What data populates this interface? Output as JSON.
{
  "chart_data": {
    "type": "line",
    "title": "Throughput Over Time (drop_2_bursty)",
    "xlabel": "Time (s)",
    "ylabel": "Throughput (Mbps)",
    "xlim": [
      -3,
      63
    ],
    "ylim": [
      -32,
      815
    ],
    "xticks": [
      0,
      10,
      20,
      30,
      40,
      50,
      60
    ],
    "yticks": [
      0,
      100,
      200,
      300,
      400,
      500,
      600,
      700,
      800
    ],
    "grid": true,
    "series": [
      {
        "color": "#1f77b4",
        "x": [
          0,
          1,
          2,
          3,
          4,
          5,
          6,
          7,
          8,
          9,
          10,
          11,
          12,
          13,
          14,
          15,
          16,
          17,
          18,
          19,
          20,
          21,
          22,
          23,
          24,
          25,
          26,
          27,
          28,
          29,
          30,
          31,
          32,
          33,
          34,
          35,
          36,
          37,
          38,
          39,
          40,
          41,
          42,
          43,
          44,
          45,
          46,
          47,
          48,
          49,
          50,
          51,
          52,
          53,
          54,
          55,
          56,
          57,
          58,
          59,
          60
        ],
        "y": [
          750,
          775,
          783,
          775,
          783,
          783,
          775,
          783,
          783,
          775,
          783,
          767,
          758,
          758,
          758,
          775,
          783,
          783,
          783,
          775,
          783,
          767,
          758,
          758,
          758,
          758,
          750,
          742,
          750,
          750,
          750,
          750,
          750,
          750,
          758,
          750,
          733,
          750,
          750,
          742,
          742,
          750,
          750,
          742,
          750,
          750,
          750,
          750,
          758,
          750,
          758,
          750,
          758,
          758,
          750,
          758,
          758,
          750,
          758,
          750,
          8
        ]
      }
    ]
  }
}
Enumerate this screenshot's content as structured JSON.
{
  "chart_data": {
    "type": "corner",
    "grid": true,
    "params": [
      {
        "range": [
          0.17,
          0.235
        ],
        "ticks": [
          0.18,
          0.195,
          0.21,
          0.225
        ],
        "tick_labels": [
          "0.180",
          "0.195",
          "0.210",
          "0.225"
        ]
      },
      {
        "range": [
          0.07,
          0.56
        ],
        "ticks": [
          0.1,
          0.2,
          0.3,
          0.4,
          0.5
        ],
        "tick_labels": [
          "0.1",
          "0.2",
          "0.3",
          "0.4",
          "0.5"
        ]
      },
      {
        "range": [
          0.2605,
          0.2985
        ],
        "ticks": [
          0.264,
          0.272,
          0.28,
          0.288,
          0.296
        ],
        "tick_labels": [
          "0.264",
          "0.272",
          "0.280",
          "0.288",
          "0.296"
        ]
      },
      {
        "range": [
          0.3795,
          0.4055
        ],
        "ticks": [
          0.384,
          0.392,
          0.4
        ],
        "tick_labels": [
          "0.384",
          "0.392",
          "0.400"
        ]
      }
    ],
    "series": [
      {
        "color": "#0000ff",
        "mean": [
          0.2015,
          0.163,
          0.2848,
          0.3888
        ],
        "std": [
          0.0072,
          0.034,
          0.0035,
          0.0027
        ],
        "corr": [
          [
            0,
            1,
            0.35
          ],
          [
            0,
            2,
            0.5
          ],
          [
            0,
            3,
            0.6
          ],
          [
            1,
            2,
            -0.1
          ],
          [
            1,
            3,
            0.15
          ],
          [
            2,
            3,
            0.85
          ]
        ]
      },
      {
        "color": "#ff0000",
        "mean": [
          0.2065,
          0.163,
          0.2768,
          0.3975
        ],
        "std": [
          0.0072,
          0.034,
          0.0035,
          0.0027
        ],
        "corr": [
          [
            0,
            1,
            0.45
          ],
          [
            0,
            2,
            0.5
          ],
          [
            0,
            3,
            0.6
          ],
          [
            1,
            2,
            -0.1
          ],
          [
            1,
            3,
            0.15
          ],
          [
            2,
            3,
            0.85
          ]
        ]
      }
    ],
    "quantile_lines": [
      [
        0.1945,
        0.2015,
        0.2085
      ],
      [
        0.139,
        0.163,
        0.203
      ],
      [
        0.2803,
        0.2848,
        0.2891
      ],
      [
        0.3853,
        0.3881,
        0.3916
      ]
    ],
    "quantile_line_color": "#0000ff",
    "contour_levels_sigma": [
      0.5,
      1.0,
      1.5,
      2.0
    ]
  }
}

^^^^

**What is asked:** Reproduce the data, keeping every line exactly the same.

**Solution:**
What data populates this interface? Output as JSON.
{
  "chart_data": {
    "type": "line",
    "title": "Throughput Over Time (drop_2_bursty)",
    "xlabel": "Time (s)",
    "ylabel": "Throughput (Mbps)",
    "xlim": [
      -3,
      63
    ],
    "ylim": [
      -32,
      815
    ],
    "xticks": [
      0,
      10,
      20,
      30,
      40,
      50,
      60
    ],
    "yticks": [
      0,
      100,
      200,
      300,
      400,
      500,
      600,
      700,
      800
    ],
    "grid": true,
    "series": [
      {
        "color": "#1f77b4",
        "x": [
          0,
          1,
          2,
          3,
          4,
          5,
          6,
          7,
          8,
          9,
          10,
          11,
          12,
          13,
          14,
          15,
          16,
          17,
          18,
          19,
          20,
          21,
          22,
          23,
          24,
          25,
          26,
          27,
          28,
          29,
          30,
          31,
          32,
          33,
          34,
          35,
          36,
          37,
          38,
          39,
          40,
          41,
          42,
          43,
          44,
          45,
          46,
          47,
          48,
          49,
          50,
          51,
          52,
          53,
          54,
          55,
          56,
          57,
          58,
          59,
          60
        ],
        "y": [
          750,
          775,
          783,
          775,
          783,
          783,
          775,
          783,
          783,
          775,
          783,
          767,
          758,
          758,
          758,
          775,
          783,
          783,
          783,
          775,
          783,
          767,
          758,
          758,
          758,
          758,
          750,
          742,
          750,
          750,
          750,
          750,
          750,
          750,
          758,
          750,
          733,
          750,
          750,
          742,
          742,
          750,
          750,
          742,
          750,
          750,
          750,
          750,
          758,
          750,
          758,
          750,
          758,
          758,
          750,
          758,
          758,
          750,
          758,
          750,
          8
        ]
      }
    ]
  }
}
Enumerate this screenshot's content as structured JSON.
{
  "chart_data": {
    "type": "corner",
    "grid": true,
    "params": [
      {
        "range": [
          0.17,
          0.235
        ],
        "ticks": [
          0.18,
          0.195,
          0.21,
          0.225
        ],
        "tick_labels": [
          "0.180",
          "0.195",
          "0.210",
          "0.225"
        ]
      },
      {
        "range": [
          0.07,
          0.56
        ],
        "ticks": [
          0.1,
          0.2,
          0.3,
          0.4,
          0.5
        ],
        "tick_labels": [
          "0.1",
          "0.2",
          "0.3",
          "0.4",
          "0.5"
        ]
      },
      {
        "range": [
          0.2605,
          0.2985
        ],
        "ticks": [
          0.264,
          0.272,
          0.28,
          0.288,
          0.296
        ],
        "tick_labels": [
          "0.264",
          "0.272",
          "0.280",
          "0.288",
          "0.296"
        ]
      },
      {
        "range": [
          0.3795,
          0.4055
        ],
        "ticks": [
          0.384,
          0.392,
          0.4
        ],
        "tick_labels": [
          "0.384",
          "0.392",
          "0.400"
        ]
      }
    ],
    "series": [
      {
        "color": "#0000ff",
        "mean": [
          0.2015,
          0.163,
          0.2848,
          0.3888
        ],
        "std": [
          0.0072,
          0.034,
          0.0035,
          0.0027
        ],
        "corr": [
          [
            0,
            1,
            0.35
          ],
          [
            0,
            2,
            0.5
          ],
          [
            0,
            3,
            0.6
          ],
          [
            1,
            2,
            -0.1
          ],
          [
            1,
            3,
            0.15
          ],
          [
            2,
            3,
            0.85
          ]
        ]
      },
      {
        "color": "#ff0000",
        "mean": [
          0.2065,
          0.163,
          0.2768,
          0.3975
        ],
        "std": [
          0.0072,
          0.034,
          0.0035,
          0.0027
        ],
        "corr": [
          [
            0,
            1,
            0.45
          ],
          [
            0,
            2,
            0.5
          ],
          [
            0,
            3,
            0.6
          ],
          [
            1,
            2,
            -0.1
          ],
          [
            1,
            3,
            0.15
          ],
          [
            2,
            3,
            0.85
          ]
        ]
      }
    ],
    "quantile_lines": [
      [
        0.1945,
        0.2015,
        0.2085
      ],
      [
        0.139,
        0.163,
        0.203
      ],
      [
        0.2803,
        0.2848,
        0.2891
      ],
      [
        0.3853,
        0.3881,
        0.3916
      ]
    ],
    "quantile_line_color": "#0000ff",
    "contour_levels_sigma": [
      0.5,
      1.0,
      1.5,
      2.0
    ]
  }
}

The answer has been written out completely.